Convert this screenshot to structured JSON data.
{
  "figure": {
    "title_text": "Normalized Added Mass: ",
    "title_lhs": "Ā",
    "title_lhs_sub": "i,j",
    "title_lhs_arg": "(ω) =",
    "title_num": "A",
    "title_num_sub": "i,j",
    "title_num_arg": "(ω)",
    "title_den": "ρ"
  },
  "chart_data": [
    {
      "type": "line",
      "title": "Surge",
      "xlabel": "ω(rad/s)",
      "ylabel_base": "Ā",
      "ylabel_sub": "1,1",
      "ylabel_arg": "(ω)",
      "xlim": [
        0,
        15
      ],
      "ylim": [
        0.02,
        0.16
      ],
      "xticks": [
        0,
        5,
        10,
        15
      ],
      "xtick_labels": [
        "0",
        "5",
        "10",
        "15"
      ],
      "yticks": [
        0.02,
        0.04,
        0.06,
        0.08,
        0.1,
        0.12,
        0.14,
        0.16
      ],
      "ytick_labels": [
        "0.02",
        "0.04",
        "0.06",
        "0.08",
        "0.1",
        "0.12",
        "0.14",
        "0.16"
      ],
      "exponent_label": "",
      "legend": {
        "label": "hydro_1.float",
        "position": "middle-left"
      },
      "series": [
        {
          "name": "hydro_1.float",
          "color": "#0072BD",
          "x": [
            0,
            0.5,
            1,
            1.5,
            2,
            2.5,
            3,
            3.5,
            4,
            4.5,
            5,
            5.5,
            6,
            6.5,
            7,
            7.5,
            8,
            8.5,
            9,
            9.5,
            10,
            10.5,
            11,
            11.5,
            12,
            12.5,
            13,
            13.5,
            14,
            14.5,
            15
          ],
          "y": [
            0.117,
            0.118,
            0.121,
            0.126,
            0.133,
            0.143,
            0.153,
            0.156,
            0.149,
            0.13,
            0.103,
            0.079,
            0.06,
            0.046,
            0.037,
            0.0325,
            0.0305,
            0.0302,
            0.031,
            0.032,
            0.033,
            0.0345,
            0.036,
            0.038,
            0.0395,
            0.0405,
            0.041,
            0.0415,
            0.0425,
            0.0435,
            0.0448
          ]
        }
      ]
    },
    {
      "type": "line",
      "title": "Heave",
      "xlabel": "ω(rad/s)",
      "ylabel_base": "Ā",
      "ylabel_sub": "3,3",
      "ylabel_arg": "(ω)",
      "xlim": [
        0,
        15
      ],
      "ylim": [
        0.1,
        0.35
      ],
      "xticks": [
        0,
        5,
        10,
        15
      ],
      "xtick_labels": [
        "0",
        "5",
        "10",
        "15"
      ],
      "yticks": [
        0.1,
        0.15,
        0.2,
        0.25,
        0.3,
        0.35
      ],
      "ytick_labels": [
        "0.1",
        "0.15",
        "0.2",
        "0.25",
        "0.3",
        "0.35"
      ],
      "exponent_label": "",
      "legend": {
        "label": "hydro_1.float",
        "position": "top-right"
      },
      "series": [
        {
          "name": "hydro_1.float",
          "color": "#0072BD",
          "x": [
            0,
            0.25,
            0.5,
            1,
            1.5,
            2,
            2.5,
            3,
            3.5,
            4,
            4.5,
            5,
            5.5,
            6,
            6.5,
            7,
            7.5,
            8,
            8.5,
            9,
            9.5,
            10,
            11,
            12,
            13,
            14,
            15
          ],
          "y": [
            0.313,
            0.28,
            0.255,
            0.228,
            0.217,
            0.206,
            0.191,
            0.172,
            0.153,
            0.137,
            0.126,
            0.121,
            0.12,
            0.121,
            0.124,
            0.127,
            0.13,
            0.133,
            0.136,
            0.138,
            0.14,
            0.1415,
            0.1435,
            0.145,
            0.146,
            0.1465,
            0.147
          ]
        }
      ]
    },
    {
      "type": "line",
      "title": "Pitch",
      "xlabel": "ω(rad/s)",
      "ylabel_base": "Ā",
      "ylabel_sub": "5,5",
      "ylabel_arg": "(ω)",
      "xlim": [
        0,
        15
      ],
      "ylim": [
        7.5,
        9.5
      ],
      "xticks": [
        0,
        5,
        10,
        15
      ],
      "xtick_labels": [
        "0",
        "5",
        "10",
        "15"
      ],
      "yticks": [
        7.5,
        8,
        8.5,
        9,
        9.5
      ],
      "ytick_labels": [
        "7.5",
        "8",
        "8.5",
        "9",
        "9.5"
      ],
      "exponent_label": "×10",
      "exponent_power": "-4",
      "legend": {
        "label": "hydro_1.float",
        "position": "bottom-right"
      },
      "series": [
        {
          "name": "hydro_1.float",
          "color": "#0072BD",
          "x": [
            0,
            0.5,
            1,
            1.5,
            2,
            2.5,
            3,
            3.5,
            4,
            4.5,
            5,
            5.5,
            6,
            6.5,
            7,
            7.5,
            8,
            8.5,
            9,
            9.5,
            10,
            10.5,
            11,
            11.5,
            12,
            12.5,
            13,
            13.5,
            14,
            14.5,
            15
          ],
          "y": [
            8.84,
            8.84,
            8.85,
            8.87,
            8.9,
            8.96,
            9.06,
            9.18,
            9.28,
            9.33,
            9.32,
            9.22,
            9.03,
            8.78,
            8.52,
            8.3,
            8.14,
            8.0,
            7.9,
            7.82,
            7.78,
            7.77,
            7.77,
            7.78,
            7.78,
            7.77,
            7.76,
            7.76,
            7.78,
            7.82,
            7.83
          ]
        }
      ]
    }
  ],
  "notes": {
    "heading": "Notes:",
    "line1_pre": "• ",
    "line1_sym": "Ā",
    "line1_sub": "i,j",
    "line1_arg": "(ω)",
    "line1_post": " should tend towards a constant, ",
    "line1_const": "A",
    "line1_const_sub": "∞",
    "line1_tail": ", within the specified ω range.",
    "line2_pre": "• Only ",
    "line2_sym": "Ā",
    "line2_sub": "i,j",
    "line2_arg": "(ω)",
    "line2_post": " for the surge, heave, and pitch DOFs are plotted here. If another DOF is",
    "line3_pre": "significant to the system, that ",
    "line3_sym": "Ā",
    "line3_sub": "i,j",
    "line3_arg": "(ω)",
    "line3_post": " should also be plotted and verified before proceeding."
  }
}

-- Goal of the exercise --
Retype the whole listing above exactly.

-- Correct result --
Convert this screenshot to structured JSON data.
{
  "figure": {
    "title_text": "Normalized Added Mass: ",
    "title_lhs": "Ā",
    "title_lhs_sub": "i,j",
    "title_lhs_arg": "(ω) =",
    "title_num": "A",
    "title_num_sub": "i,j",
    "title_num_arg": "(ω)",
    "title_den": "ρ"
  },
  "chart_data": [
    {
      "type": "line",
      "title": "Surge",
      "xlabel": "ω(rad/s)",
      "ylabel_base": "Ā",
      "ylabel_sub": "1,1",
      "ylabel_arg": "(ω)",
      "xlim": [
        0,
        15
      ],
      "ylim": [
        0.02,
        0.16
      ],
      "xticks": [
        0,
        5,
        10,
        15
      ],
      "xtick_labels": [
        "0",
        "5",
        "10",
        "15"
      ],
      "yticks": [
        0.02,
        0.04,
        0.06,
        0.08,
        0.1,
        0.12,
        0.14,
        0.16
      ],
      "ytick_labels": [
        "0.02",
        "0.04",
        "0.06",
        "0.08",
        "0.1",
        "0.12",
        "0.14",
        "0.16"
      ],
      "exponent_label": "",
      "legend": {
        "label": "hydro_1.float",
        "position": "middle-left"
      },
      "series": [
        {
          "name": "hydro_1.float",
          "color": "#0072BD",
          "x": [
            0,
            0.5,
            1,
            1.5,
            2,
            2.5,
            3,
            3.5,
            4,
            4.5,
            5,
            5.5,
            6,
            6.5,
            7,
            7.5,
            8,
            8.5,
            9,
            9.5,
            10,
            10.5,
            11,
            11.5,
            12,
            12.5,
            13,
            13.5,
            14,
            14.5,
            15
          ],
          "y": [
            0.117,
            0.118,
            0.121,
            0.126,
            0.133,
            0.143,
            0.153,
            0.156,
            0.149,
            0.13,
            0.103,
            0.079,
            0.06,
            0.046,
            0.037,
            0.0325,
            0.0305,
            0.0302,
            0.031,
            0.032,
            0.033,
            0.0345,
            0.036,
            0.038,
            0.0395,
            0.0405,
            0.041,
            0.0415,
            0.0425,
            0.0435,
            0.0448
          ]
        }
      ]
    },
    {
      "type": "line",
      "title": "Heave",
      "xlabel": "ω(rad/s)",
      "ylabel_base": "Ā",
      "ylabel_sub": "3,3",
      "ylabel_arg": "(ω)",
      "xlim": [
        0,
        15
      ],
      "ylim": [
        0.1,
        0.35
      ],
      "xticks": [
        0,
        5,
        10,
        15
      ],
      "xtick_labels": [
        "0",
        "5",
        "10",
        "15"
      ],
      "yticks": [
        0.1,
        0.15,
        0.2,
        0.25,
        0.3,
        0.35
      ],
      "ytick_labels": [
        "0.1",
        "0.15",
        "0.2",
        "0.25",
        "0.3",
        "0.35"
      ],
      "exponent_label": "",
      "legend": {
        "label": "hydro_1.float",
        "position": "top-right"
      },
      "series": [
        {
          "name": "hydro_1.float",
          "color": "#0072BD",
          "x": [
            0,
            0.25,
            0.5,
            1,
            1.5,
            2,
            2.5,
            3,
            3.5,
            4,
            4.5,
            5,
            5.5,
            6,
            6.5,
            7,
            7.5,
            8,
            8.5,
            9,
            9.5,
            10,
            11,
            12,
            13,
            14,
            15
          ],
          "y": [
            0.313,
            0.28,
            0.255,
            0.228,
            0.217,
            0.206,
            0.191,
            0.172,
            0.153,
            0.137,
            0.126,
            0.121,
            0.12,
            0.121,
            0.124,
            0.127,
            0.13,
            0.133,
            0.136,
            0.138,
            0.14,
            0.1415,
            0.1435,
            0.145,
            0.146,
            0.1465,
            0.147
          ]
        }
      ]
    },
    {
      "type": "line",
      "title": "Pitch",
      "xlabel": "ω(rad/s)",
      "ylabel_base": "Ā",
      "ylabel_sub": "5,5",
      "ylabel_arg": "(ω)",
      "xlim": [
        0,
        15
      ],
      "ylim": [
        7.5,
        9.5
      ],
      "xticks": [
        0,
        5,
        10,
        15
      ],
      "xtick_labels": [
        "0",
        "5",
        "10",
        "15"
      ],
      "yticks": [
        7.5,
        8,
        8.5,
        9,
        9.5
      ],
      "ytick_labels": [
        "7.5",
        "8",
        "8.5",
        "9",
        "9.5"
      ],
      "exponent_label": "×10",
      "exponent_power": "-4",
      "legend": {
        "label": "hydro_1.float",
        "position": "bottom-right"
      },
      "series": [
        {
          "name": "hydro_1.float",
          "color": "#0072BD",
          "x": [
            0,
            0.5,
            1,
            1.5,
            2,
            2.5,
            3,
            3.5,
            4,
            4.5,
            5,
            5.5,
            6,
            6.5,
            7,
            7.5,
            8,
            8.5,
            9,
            9.5,
            10,
            10.5,
            11,
            11.5,
            12,
            12.5,
            13,
            13.5,
            14,
            14.5,
            15
          ],
          "y": [
            8.84,
            8.84,
            8.85,
            8.87,
            8.9,
            8.96,
            9.06,
            9.18,
            9.28,
            9.33,
            9.32,
            9.22,
            9.03,
            8.78,
            8.52,
            8.3,
            8.14,
            8.0,
            7.9,
            7.82,
            7.78,
            7.77,
            7.77,
            7.78,
            7.78,
            7.77,
            7.76,
            7.76,
            7.78,
            7.82,
            7.83
          ]
        }
      ]
    }
  ],
  "notes": {
    "heading": "Notes:",
    "line1_pre": "• ",
    "line1_sym": "Ā",
    "line1_sub": "i,j",
    "line1_arg": "(ω)",
    "line1_post": " should tend towards a constant, ",
    "line1_const": "A",
    "line1_const_sub": "∞",
    "line1_tail": ", within the specified ω range.",
    "line2_pre": "• Only ",
    "line2_sym": "Ā",
    "line2_sub": "i,j",
    "line2_arg": "(ω)",
    "line2_post": " for the surge, heave, and pitch DOFs are plotted here. If another DOF is",
    "line3_pre": "significant to the system, that ",
    "line3_sym": "Ā",
    "line3_sub": "i,j",
    "line3_arg": "(ω)",
    "line3_post": " should also be plotted and verified before proceeding."
  }
}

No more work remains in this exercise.